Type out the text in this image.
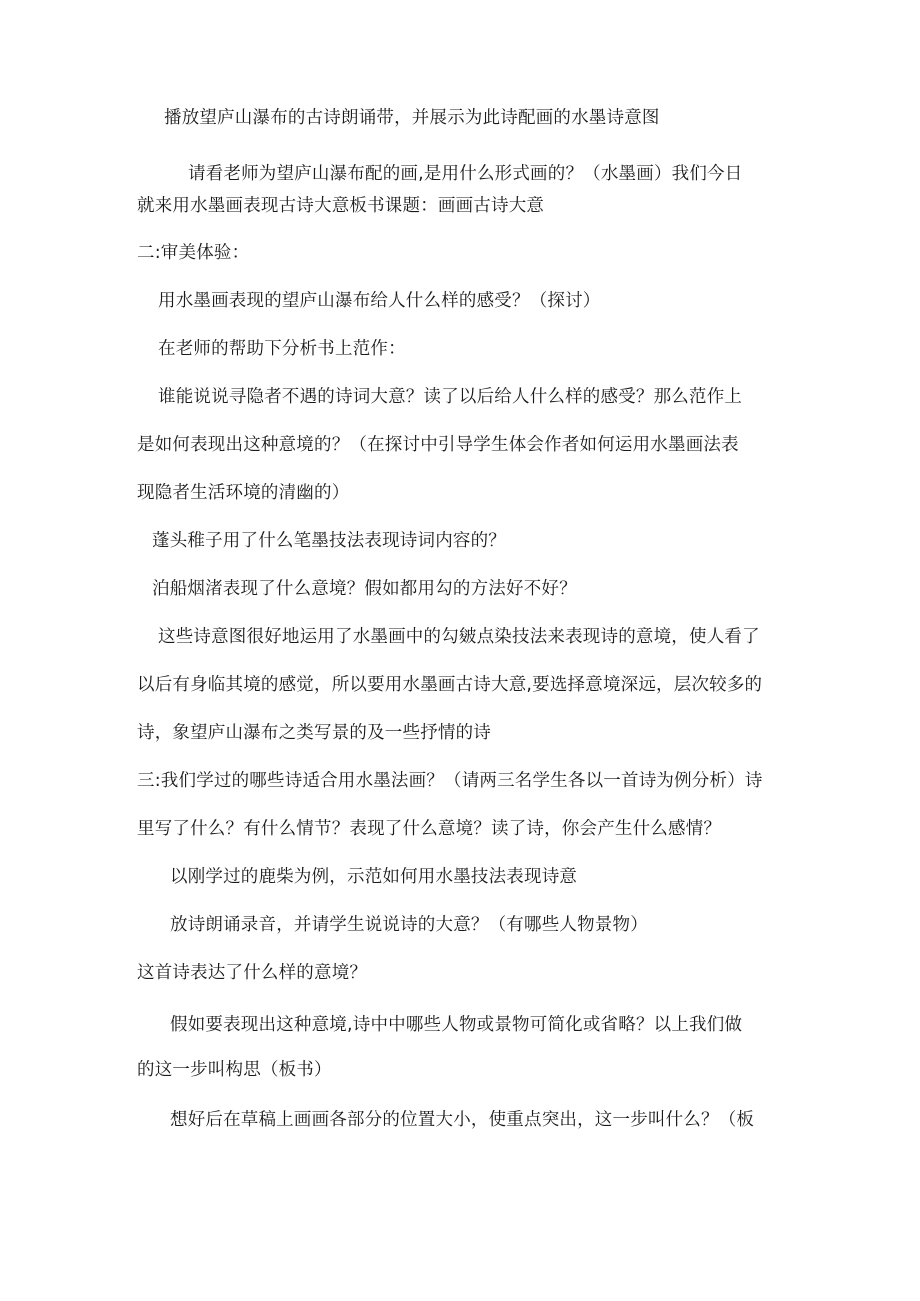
播放望庐山瀑布的古诗朗诵带，并展示为此诗配画的水墨诗意图
请看老师为望庐山瀑布配的画,是用什么形式画的？（水墨画）我们今日
就来用水墨画表现古诗大意板书课题：画画古诗大意
二:审美体验：
用水墨画表现的望庐山瀑布给人什么样的感受？（探讨）
在老师的帮助下分析书上范作：
谁能说说寻隐者不遇的诗词大意？读了以后给人什么样的感受？那么范作上
是如何表现出这种意境的？（在探讨中引导学生体会作者如何运用水墨画法表
现隐者生活环境的清幽的）
蓬头稚子用了什么笔墨技法表现诗词内容的？
泊船烟渚表现了什么意境？假如都用勾的方法好不好？
这些诗意图很好地运用了水墨画中的勾皴点染技法来表现诗的意境，使人看了
以后有身临其境的感觉，所以要用水墨画古诗大意,要选择意境深远，层次较多的
诗，象望庐山瀑布之类写景的及一些抒情的诗
三:我们学过的哪些诗适合用水墨法画？（请两三名学生各以一首诗为例分析）诗
里写了什么？有什么情节？表现了什么意境？读了诗，你会产生什么感情？
以刚学过的鹿柴为例，示范如何用水墨技法表现诗意
放诗朗诵录音，并请学生说说诗的大意？（有哪些人物景物）
这首诗表达了什么样的意境？
假如要表现出这种意境,诗中中哪些人物或景物可简化或省略？以上我们做
的这一步叫构思（板书）
想好后在草稿上画画各部分的位置大小，使重点突出，这一步叫什么？（板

__Brief__: Pictures stay out; reproduce every line of the records exactly.

__Result__:
Type out the text in this image.
播放望庐山瀑布的古诗朗诵带，并展示为此诗配画的水墨诗意图
请看老师为望庐山瀑布配的画,是用什么形式画的？（水墨画）我们今日
就来用水墨画表现古诗大意板书课题：画画古诗大意
二:审美体验：
用水墨画表现的望庐山瀑布给人什么样的感受？（探讨）
在老师的帮助下分析书上范作：
谁能说说寻隐者不遇的诗词大意？读了以后给人什么样的感受？那么范作上
是如何表现出这种意境的？（在探讨中引导学生体会作者如何运用水墨画法表
现隐者生活环境的清幽的）
蓬头稚子用了什么笔墨技法表现诗词内容的？
泊船烟渚表现了什么意境？假如都用勾的方法好不好？
这些诗意图很好地运用了水墨画中的勾皴点染技法来表现诗的意境，使人看了
以后有身临其境的感觉，所以要用水墨画古诗大意,要选择意境深远，层次较多的
诗，象望庐山瀑布之类写景的及一些抒情的诗
三:我们学过的哪些诗适合用水墨法画？（请两三名学生各以一首诗为例分析）诗
里写了什么？有什么情节？表现了什么意境？读了诗，你会产生什么感情？
以刚学过的鹿柴为例，示范如何用水墨技法表现诗意
放诗朗诵录音，并请学生说说诗的大意？（有哪些人物景物）
这首诗表达了什么样的意境？
假如要表现出这种意境,诗中中哪些人物或景物可简化或省略？以上我们做
的这一步叫构思（板书）
想好后在草稿上画画各部分的位置大小，使重点突出，这一步叫什么？（板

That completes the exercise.